What is being asked:
Identify the lines that contain the string "value", then copy each of them.

--- start ---

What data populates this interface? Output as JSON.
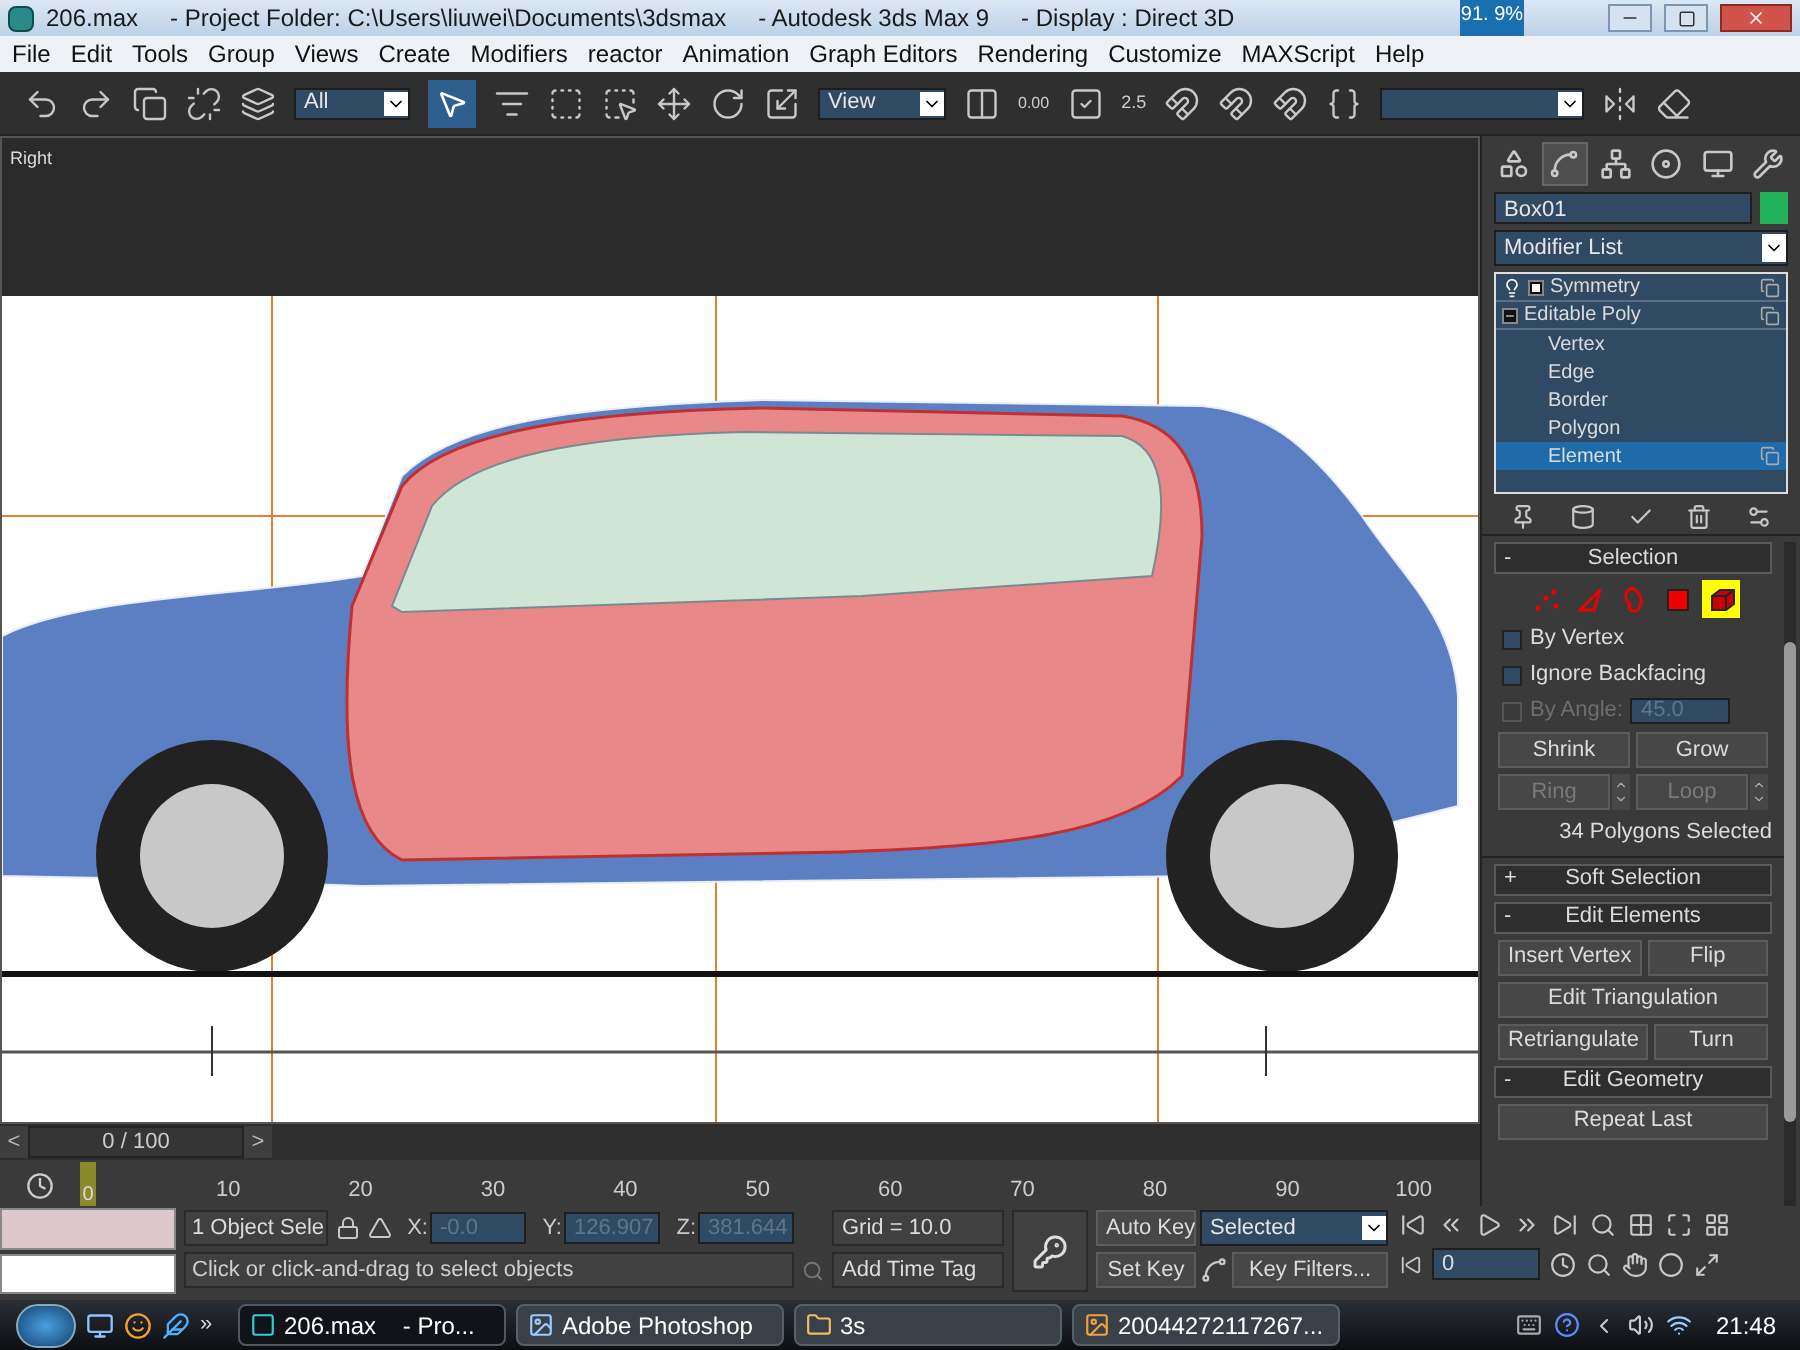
{
  "window": {
    "title_parts": [
      "206.max",
      "- Project Folder: C:\\Users\\liuwei\\Documents\\3dsmax",
      "- Autodesk 3ds Max 9",
      "- Display : Direct 3D"
    ],
    "cpu_meter": "91. 9%"
  },
  "menu": [
    "File",
    "Edit",
    "Tools",
    "Group",
    "Views",
    "Create",
    "Modifiers",
    "reactor",
    "Animation",
    "Graph Editors",
    "Rendering",
    "Customize",
    "MAXScript",
    "Help"
  ],
  "toolbar": {
    "selection_filter": "All",
    "select_object_active": true,
    "reference_coordinate_system": "View",
    "spinner_snap": "0.00",
    "angle_snap": "2.5"
  },
  "viewport": {
    "label": "Right"
  },
  "command_panel": {
    "tabs": [
      {
        "kind": "create",
        "selected": false
      },
      {
        "kind": "modify",
        "selected": true
      },
      {
        "kind": "hierarchy",
        "selected": false
      },
      {
        "kind": "motion",
        "selected": false
      },
      {
        "kind": "display",
        "selected": false
      },
      {
        "kind": "utilities",
        "selected": false
      }
    ],
    "object_name": "Box01",
    "modifier_list": "Modifier List",
    "stack": [
      {
        "label": "Symmetry",
        "expanded": false,
        "selected": false
      },
      {
        "label": "Editable Poly",
        "expanded": true,
        "selected": false,
        "children": [
          {
            "label": "Vertex",
            "selected": false
          },
          {
            "label": "Edge",
            "selected": false
          },
          {
            "label": "Border",
            "selected": false
          },
          {
            "label": "Polygon",
            "selected": false
          },
          {
            "label": "Element",
            "selected": true
          }
        ]
      }
    ],
    "selection_rollout": {
      "sign": "-",
      "title": "Selection",
      "levels": [
        {
          "kind": "vertex",
          "selected": false
        },
        {
          "kind": "edge",
          "selected": false
        },
        {
          "kind": "border",
          "selected": false
        },
        {
          "kind": "polygon",
          "selected": false
        },
        {
          "kind": "element",
          "selected": true
        }
      ],
      "checkboxes": [
        {
          "label": "By Vertex",
          "checked": false,
          "disabled": false
        },
        {
          "label": "Ignore Backfacing",
          "checked": false,
          "disabled": false
        },
        {
          "label": "By Angle:",
          "checked": false,
          "disabled": true,
          "value": "45.0"
        }
      ],
      "buttons": [
        {
          "label": "Shrink",
          "disabled": false,
          "spinner": false
        },
        {
          "label": "Grow",
          "disabled": false,
          "spinner": false
        },
        {
          "label": "Ring",
          "disabled": true,
          "spinner": true
        },
        {
          "label": "Loop",
          "disabled": true,
          "spinner": true
        }
      ],
      "status": "34 Polygons Selected"
    },
    "soft_selection_rollout": {
      "sign": "+",
      "title": "Soft Selection"
    },
    "edit_elements_rollout": {
      "sign": "-",
      "title": "Edit Elements",
      "button_rows": [
        [
          "Insert Vertex",
          "Flip"
        ],
        [
          "Edit Triangulation"
        ],
        [
          "Retriangulate",
          "Turn"
        ]
      ]
    },
    "edit_geometry_rollout": {
      "sign": "-",
      "title": "Edit Geometry",
      "buttons": [
        "Repeat Last"
      ]
    }
  },
  "time_slider": {
    "prev": "<",
    "position": "0 / 100",
    "next": ">",
    "level": 0
  },
  "track_bar": {
    "current_frame": "0",
    "ticks": [
      "10",
      "20",
      "30",
      "40",
      "50",
      "60",
      "70",
      "80",
      "90",
      "100"
    ]
  },
  "status_bar": {
    "selection": "1 Object Sele",
    "coordinates": [
      {
        "axis": "X:",
        "value": "-0.0"
      },
      {
        "axis": "Y:",
        "value": "126.907"
      },
      {
        "axis": "Z:",
        "value": "381.644"
      }
    ],
    "grid": "Grid = 10.0",
    "prompt": "Click or click-and-drag to select objects",
    "time_tag": "Add Time Tag"
  },
  "animation": {
    "auto_key": "Auto Key",
    "set_key": "Set Key",
    "key_mode": "Selected",
    "key_filters": "Key Filters...",
    "frame": "0"
  },
  "taskbar": {
    "overflow": "»",
    "tasks": [
      {
        "label": "206.max    - Pro...",
        "kind": "max",
        "selected": true
      },
      {
        "label": "Adobe Photoshop",
        "kind": "photoshop",
        "selected": false
      },
      {
        "label": "3s",
        "kind": "folder",
        "selected": false
      },
      {
        "label": "20044272117267...",
        "kind": "image",
        "selected": false
      }
    ],
    "clock": "21:48"
  }
}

--- end ---

Solution:
          "value": "45.0"
        "value": "-0.0"
        "value": "126.907"
        "value": "381.644"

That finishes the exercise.